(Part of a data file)
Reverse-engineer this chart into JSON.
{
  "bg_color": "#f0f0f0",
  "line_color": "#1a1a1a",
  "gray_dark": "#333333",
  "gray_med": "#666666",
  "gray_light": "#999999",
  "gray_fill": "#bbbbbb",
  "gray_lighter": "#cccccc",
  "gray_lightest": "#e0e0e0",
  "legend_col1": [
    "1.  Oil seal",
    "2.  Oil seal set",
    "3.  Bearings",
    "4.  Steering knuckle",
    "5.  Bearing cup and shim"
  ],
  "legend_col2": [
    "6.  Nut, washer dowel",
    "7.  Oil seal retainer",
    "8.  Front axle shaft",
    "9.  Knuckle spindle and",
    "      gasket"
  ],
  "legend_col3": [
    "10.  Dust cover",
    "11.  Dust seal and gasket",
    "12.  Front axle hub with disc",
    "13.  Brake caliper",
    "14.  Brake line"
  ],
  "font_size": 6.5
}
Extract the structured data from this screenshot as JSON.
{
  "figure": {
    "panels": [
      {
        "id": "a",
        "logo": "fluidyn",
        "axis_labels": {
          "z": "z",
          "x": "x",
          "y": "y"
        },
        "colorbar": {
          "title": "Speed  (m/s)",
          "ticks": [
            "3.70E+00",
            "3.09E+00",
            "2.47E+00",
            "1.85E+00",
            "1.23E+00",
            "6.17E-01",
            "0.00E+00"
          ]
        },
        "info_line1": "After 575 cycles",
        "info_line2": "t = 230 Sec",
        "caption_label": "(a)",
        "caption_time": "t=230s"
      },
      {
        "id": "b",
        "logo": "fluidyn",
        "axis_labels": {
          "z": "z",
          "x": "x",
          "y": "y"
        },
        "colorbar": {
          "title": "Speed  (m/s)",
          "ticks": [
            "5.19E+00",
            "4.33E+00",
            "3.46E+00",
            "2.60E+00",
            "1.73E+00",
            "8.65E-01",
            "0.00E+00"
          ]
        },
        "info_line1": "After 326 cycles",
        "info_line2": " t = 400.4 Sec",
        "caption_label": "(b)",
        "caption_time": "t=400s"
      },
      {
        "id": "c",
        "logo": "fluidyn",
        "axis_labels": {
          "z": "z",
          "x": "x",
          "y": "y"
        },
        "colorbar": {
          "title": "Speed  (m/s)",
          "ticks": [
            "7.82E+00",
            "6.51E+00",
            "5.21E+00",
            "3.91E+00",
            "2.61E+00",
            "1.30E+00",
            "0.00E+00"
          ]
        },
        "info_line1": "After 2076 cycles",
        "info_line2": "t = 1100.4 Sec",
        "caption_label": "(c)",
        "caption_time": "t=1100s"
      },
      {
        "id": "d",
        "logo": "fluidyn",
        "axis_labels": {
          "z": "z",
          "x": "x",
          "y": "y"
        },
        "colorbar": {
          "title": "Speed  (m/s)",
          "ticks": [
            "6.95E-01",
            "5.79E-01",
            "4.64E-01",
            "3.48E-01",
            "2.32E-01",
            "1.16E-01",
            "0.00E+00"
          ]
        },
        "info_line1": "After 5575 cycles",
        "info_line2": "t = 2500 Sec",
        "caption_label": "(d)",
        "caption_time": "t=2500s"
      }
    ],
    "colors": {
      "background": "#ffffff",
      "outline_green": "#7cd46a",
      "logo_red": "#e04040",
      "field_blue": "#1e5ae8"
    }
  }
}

*Required task*
Recopy the entries above in their entirety, exactly.

*Task answer*
Reverse-engineer this chart into JSON.
{
  "bg_color": "#f0f0f0",
  "line_color": "#1a1a1a",
  "gray_dark": "#333333",
  "gray_med": "#666666",
  "gray_light": "#999999",
  "gray_fill": "#bbbbbb",
  "gray_lighter": "#cccccc",
  "gray_lightest": "#e0e0e0",
  "legend_col1": [
    "1.  Oil seal",
    "2.  Oil seal set",
    "3.  Bearings",
    "4.  Steering knuckle",
    "5.  Bearing cup and shim"
  ],
  "legend_col2": [
    "6.  Nut, washer dowel",
    "7.  Oil seal retainer",
    "8.  Front axle shaft",
    "9.  Knuckle spindle and",
    "      gasket"
  ],
  "legend_col3": [
    "10.  Dust cover",
    "11.  Dust seal and gasket",
    "12.  Front axle hub with disc",
    "13.  Brake caliper",
    "14.  Brake line"
  ],
  "font_size": 6.5
}
Extract the structured data from this screenshot as JSON.
{
  "figure": {
    "panels": [
      {
        "id": "a",
        "logo": "fluidyn",
        "axis_labels": {
          "z": "z",
          "x": "x",
          "y": "y"
        },
        "colorbar": {
          "title": "Speed  (m/s)",
          "ticks": [
            "3.70E+00",
            "3.09E+00",
            "2.47E+00",
            "1.85E+00",
            "1.23E+00",
            "6.17E-01",
            "0.00E+00"
          ]
        },
        "info_line1": "After 575 cycles",
        "info_line2": "t = 230 Sec",
        "caption_label": "(a)",
        "caption_time": "t=230s"
      },
      {
        "id": "b",
        "logo": "fluidyn",
        "axis_labels": {
          "z": "z",
          "x": "x",
          "y": "y"
        },
        "colorbar": {
          "title": "Speed  (m/s)",
          "ticks": [
            "5.19E+00",
            "4.33E+00",
            "3.46E+00",
            "2.60E+00",
            "1.73E+00",
            "8.65E-01",
            "0.00E+00"
          ]
        },
        "info_line1": "After 326 cycles",
        "info_line2": " t = 400.4 Sec",
        "caption_label": "(b)",
        "caption_time": "t=400s"
      },
      {
        "id": "c",
        "logo": "fluidyn",
        "axis_labels": {
          "z": "z",
          "x": "x",
          "y": "y"
        },
        "colorbar": {
          "title": "Speed  (m/s)",
          "ticks": [
            "7.82E+00",
            "6.51E+00",
            "5.21E+00",
            "3.91E+00",
            "2.61E+00",
            "1.30E+00",
            "0.00E+00"
          ]
        },
        "info_line1": "After 2076 cycles",
        "info_line2": "t = 1100.4 Sec",
        "caption_label": "(c)",
        "caption_time": "t=1100s"
      },
      {
        "id": "d",
        "logo": "fluidyn",
        "axis_labels": {
          "z": "z",
          "x": "x",
          "y": "y"
        },
        "colorbar": {
          "title": "Speed  (m/s)",
          "ticks": [
            "6.95E-01",
            "5.79E-01",
            "4.64E-01",
            "3.48E-01",
            "2.32E-01",
            "1.16E-01",
            "0.00E+00"
          ]
        },
        "info_line1": "After 5575 cycles",
        "info_line2": "t = 2500 Sec",
        "caption_label": "(d)",
        "caption_time": "t=2500s"
      }
    ],
    "colors": {
      "background": "#ffffff",
      "outline_green": "#7cd46a",
      "logo_red": "#e04040",
      "field_blue": "#1e5ae8"
    }
  }
}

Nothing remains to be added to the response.